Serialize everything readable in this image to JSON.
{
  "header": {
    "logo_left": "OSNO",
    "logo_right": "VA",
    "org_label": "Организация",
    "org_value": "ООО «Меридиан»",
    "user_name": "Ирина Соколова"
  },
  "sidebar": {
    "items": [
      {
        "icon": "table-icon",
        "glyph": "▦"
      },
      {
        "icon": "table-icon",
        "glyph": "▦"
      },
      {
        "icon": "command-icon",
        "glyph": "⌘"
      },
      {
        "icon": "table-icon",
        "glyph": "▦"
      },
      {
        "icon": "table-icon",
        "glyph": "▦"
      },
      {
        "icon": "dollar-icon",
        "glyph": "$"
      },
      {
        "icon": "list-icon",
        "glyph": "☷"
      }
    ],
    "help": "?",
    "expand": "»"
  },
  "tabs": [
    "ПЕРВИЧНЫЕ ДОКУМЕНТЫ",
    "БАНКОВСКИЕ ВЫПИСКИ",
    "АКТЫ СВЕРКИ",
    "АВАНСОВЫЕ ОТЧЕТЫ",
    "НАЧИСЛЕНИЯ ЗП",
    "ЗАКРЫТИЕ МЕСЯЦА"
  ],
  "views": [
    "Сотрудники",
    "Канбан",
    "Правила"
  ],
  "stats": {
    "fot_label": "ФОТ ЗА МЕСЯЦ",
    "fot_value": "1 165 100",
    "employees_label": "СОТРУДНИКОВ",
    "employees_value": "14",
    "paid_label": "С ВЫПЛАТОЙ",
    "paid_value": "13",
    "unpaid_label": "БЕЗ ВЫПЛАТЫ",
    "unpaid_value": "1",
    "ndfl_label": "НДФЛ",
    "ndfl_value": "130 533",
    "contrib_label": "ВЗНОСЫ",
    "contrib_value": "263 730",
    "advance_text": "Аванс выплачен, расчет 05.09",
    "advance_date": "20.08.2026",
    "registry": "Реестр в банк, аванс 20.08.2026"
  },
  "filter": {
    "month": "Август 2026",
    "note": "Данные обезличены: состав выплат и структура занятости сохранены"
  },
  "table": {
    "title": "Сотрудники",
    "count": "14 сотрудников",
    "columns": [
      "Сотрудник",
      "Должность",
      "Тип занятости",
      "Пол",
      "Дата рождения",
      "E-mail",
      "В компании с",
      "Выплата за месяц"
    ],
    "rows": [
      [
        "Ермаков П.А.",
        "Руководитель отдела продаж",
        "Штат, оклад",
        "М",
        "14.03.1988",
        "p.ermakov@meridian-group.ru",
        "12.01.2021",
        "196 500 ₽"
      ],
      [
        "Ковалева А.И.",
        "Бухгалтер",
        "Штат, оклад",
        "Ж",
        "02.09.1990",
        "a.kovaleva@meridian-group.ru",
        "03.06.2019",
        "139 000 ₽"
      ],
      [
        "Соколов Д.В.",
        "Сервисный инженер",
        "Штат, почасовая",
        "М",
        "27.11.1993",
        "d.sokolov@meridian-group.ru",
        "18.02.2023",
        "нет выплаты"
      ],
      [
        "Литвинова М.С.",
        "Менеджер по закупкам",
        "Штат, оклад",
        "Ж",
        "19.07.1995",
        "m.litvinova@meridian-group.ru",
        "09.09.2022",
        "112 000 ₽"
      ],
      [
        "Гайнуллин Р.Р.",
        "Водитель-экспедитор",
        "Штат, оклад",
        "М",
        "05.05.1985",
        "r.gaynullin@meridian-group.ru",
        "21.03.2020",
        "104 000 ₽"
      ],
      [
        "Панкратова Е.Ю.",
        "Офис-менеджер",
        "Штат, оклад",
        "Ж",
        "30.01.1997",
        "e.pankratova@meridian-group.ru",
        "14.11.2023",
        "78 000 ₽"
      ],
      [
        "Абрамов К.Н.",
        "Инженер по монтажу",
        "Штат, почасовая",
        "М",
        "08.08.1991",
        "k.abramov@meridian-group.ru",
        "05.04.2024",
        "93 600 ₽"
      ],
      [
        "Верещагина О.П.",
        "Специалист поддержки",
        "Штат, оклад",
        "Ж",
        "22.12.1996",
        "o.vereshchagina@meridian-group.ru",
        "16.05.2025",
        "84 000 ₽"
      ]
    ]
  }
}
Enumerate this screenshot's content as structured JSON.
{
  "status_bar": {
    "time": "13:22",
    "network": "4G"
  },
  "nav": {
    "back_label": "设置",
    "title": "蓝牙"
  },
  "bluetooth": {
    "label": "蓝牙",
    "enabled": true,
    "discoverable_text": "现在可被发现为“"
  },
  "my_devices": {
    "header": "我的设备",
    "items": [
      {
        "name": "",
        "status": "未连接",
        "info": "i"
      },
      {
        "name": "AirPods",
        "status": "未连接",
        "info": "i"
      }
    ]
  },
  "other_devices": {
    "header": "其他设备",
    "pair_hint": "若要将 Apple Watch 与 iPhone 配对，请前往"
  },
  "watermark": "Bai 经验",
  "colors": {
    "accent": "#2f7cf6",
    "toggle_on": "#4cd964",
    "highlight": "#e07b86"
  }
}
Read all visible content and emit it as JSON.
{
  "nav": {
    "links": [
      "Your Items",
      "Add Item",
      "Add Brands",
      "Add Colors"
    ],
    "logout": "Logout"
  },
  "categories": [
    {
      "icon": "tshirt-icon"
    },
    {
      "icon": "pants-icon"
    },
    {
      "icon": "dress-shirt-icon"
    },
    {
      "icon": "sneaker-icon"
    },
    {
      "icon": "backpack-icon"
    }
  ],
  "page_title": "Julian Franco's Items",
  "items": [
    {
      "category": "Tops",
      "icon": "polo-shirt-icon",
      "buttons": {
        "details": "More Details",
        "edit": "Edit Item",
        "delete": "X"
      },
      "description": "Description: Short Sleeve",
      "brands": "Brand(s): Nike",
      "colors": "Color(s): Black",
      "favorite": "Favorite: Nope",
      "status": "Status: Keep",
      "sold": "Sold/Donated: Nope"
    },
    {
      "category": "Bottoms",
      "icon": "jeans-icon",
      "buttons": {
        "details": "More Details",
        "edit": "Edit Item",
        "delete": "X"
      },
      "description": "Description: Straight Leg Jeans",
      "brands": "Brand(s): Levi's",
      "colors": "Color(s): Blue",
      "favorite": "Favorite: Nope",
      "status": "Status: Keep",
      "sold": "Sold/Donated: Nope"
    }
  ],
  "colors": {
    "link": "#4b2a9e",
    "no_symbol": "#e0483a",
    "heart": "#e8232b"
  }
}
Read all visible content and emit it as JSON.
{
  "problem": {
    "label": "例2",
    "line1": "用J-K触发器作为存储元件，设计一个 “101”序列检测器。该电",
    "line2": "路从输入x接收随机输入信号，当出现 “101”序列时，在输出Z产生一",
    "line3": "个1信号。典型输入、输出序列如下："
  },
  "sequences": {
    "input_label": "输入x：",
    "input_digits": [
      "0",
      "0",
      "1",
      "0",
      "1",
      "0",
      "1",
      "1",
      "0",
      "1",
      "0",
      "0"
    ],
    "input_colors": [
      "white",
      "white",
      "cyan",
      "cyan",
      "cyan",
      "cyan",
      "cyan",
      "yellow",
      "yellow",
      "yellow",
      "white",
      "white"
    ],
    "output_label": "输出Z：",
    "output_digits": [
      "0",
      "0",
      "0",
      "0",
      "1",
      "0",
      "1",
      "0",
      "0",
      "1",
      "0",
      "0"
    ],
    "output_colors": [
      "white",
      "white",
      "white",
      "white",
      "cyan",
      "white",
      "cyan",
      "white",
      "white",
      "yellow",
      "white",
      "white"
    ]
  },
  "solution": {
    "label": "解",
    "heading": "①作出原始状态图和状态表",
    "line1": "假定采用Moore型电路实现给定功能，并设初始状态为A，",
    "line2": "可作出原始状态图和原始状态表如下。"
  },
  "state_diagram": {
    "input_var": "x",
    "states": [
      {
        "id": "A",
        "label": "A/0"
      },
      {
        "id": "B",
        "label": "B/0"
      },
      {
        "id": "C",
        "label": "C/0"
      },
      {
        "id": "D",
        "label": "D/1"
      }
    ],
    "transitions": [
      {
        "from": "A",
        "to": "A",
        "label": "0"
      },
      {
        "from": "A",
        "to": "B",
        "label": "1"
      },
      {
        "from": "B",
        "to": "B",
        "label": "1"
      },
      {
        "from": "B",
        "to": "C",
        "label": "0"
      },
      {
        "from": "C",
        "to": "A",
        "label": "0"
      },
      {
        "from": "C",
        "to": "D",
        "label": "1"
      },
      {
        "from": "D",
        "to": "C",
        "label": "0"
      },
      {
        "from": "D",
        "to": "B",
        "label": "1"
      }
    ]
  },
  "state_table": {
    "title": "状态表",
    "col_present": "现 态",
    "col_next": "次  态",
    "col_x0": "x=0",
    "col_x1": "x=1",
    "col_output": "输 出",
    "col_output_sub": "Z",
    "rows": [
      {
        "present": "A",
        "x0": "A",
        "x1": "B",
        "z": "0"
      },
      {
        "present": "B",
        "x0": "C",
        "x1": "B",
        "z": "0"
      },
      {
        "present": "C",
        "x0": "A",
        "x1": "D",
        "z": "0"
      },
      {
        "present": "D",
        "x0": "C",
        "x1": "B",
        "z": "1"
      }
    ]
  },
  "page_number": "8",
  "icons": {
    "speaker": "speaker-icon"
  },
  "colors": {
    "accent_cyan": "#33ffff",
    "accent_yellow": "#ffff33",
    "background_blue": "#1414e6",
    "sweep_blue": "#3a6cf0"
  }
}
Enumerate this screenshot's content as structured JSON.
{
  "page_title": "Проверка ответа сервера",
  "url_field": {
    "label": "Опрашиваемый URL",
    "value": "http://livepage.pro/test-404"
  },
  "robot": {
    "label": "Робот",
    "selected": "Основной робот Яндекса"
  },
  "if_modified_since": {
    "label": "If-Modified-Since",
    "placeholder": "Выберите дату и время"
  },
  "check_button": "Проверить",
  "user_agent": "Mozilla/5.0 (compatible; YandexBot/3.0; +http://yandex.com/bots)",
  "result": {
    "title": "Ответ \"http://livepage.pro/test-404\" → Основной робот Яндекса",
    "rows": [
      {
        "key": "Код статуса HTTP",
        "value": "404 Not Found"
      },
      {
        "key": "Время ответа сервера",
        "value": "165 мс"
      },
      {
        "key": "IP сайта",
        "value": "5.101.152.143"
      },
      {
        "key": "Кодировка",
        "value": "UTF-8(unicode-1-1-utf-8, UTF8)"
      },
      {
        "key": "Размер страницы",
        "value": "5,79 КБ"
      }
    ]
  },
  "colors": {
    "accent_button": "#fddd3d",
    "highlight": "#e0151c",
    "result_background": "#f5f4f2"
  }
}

____________

### PROBLEM TO WORK ON
Say only how many lines in the records carry the word "livepage".

### SOLUTION
2